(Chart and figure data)
-=-=-=-=-
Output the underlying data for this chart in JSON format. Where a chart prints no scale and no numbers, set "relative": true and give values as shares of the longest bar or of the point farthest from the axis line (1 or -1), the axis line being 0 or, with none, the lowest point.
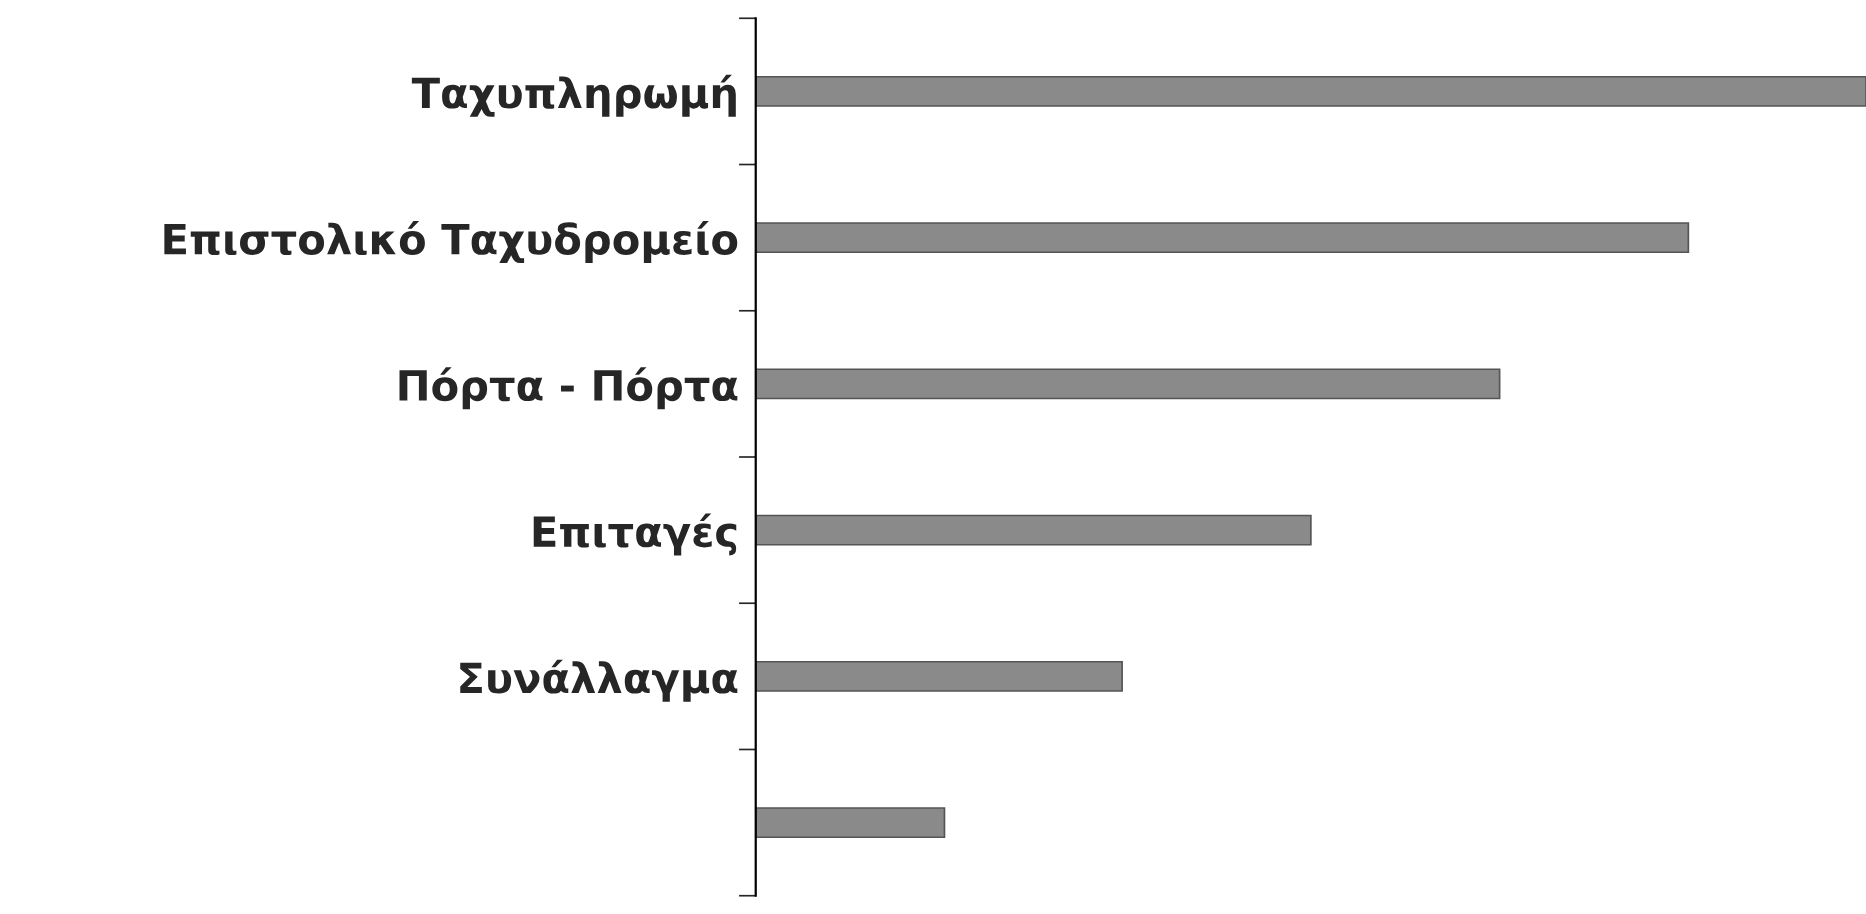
{
  "chart_data": {
    "type": "bar",
    "orientation": "horizontal",
    "relative": true,
    "categories": [
      "Ταχυπληρωμή",
      "Επιστολικό Ταχυδρομείο",
      "Πόρτα - Πόρτα",
      "Επιταγές",
      "Συνάλλαγμα",
      null
    ],
    "values": [
      1,
      0.84,
      0.67,
      0.5,
      0.33,
      0.17
    ],
    "color": "#8a8a8a",
    "grid": false,
    "legend": false
  }
}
-=-=-=-=-
--- Description of the task ---
Your task is to return the entries above exactly, with no pictures.

--- Written reply ---
Output the underlying data for this chart in JSON format. Where a chart prints no scale and no numbers, set "relative": true and give values as shares of the longest bar or of the point farthest from the axis line (1 or -1), the axis line being 0 or, with none, the lowest point.
{
  "chart_data": {
    "type": "bar",
    "orientation": "horizontal",
    "relative": true,
    "categories": [
      "Ταχυπληρωμή",
      "Επιστολικό Ταχυδρομείο",
      "Πόρτα - Πόρτα",
      "Επιταγές",
      "Συνάλλαγμα",
      null
    ],
    "values": [
      1,
      0.84,
      0.67,
      0.5,
      0.33,
      0.17
    ],
    "color": "#8a8a8a",
    "grid": false,
    "legend": false
  }
}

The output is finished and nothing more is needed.